TASK DESCRIPTION: Images are not part of the copy; transcribe all the data exactly.

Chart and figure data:
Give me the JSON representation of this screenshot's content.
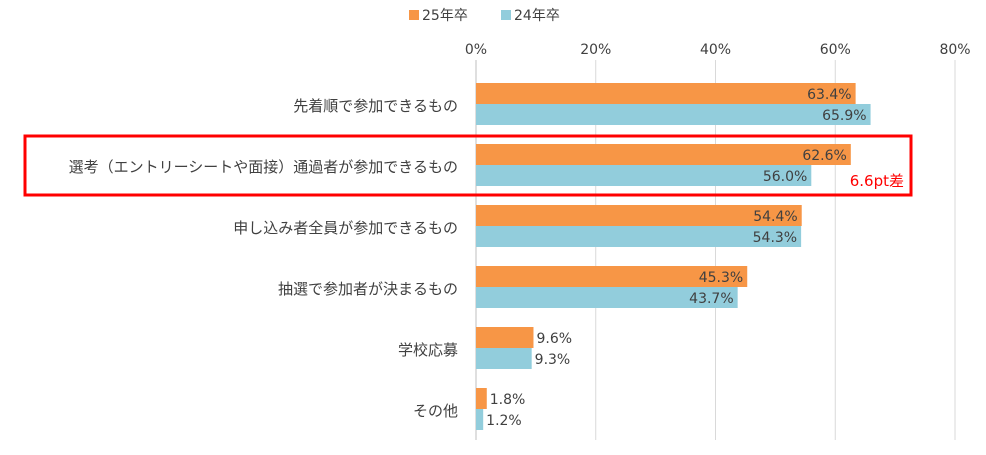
{
  "chart_data": {
    "type": "bar",
    "orientation": "horizontal",
    "categories": [
      "先着順で参加できるもの",
      "選考（エントリーシートや面接）通過者が参加できるもの",
      "申し込み者全員が参加できるもの",
      "抽選で参加者が決まるもの",
      "学校応募",
      "その他"
    ],
    "series": [
      {
        "name": "25年卒",
        "values": [
          63.4,
          62.6,
          54.4,
          45.3,
          9.6,
          1.8
        ],
        "labels": [
          "63.4%",
          "62.6%",
          "54.4%",
          "45.3%",
          "9.6%",
          "1.8%"
        ]
      },
      {
        "name": "24年卒",
        "values": [
          65.9,
          56.0,
          54.3,
          43.7,
          9.3,
          1.2
        ],
        "labels": [
          "65.9%",
          "56.0%",
          "54.3%",
          "43.7%",
          "9.3%",
          "1.2%"
        ]
      }
    ],
    "xlim": [
      0,
      80
    ],
    "xticks": [
      0,
      20,
      40,
      60,
      80
    ],
    "xtick_labels": [
      "0%",
      "20%",
      "40%",
      "60%",
      "80%"
    ],
    "legend_position": "top-center",
    "grid": true,
    "annotation": {
      "category_index": 1,
      "text": "6.6pt差",
      "style": "red box highlight"
    }
  },
  "colors": {
    "series_25": "#F79646",
    "series_24": "#92CDDC",
    "grid": "#D9D9D9",
    "text": "#404040",
    "highlight": "#FF0000"
  }
}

SOLVED PROBLEM:
Give me the JSON representation of this screenshot's content.
{
  "chart_data": {
    "type": "bar",
    "orientation": "horizontal",
    "categories": [
      "先着順で参加できるもの",
      "選考（エントリーシートや面接）通過者が参加できるもの",
      "申し込み者全員が参加できるもの",
      "抽選で参加者が決まるもの",
      "学校応募",
      "その他"
    ],
    "series": [
      {
        "name": "25年卒",
        "values": [
          63.4,
          62.6,
          54.4,
          45.3,
          9.6,
          1.8
        ],
        "labels": [
          "63.4%",
          "62.6%",
          "54.4%",
          "45.3%",
          "9.6%",
          "1.8%"
        ]
      },
      {
        "name": "24年卒",
        "values": [
          65.9,
          56.0,
          54.3,
          43.7,
          9.3,
          1.2
        ],
        "labels": [
          "65.9%",
          "56.0%",
          "54.3%",
          "43.7%",
          "9.3%",
          "1.2%"
        ]
      }
    ],
    "xlim": [
      0,
      80
    ],
    "xticks": [
      0,
      20,
      40,
      60,
      80
    ],
    "xtick_labels": [
      "0%",
      "20%",
      "40%",
      "60%",
      "80%"
    ],
    "legend_position": "top-center",
    "grid": true,
    "annotation": {
      "category_index": 1,
      "text": "6.6pt差",
      "style": "red box highlight"
    }
  },
  "colors": {
    "series_25": "#F79646",
    "series_24": "#92CDDC",
    "grid": "#D9D9D9",
    "text": "#404040",
    "highlight": "#FF0000"
  }
}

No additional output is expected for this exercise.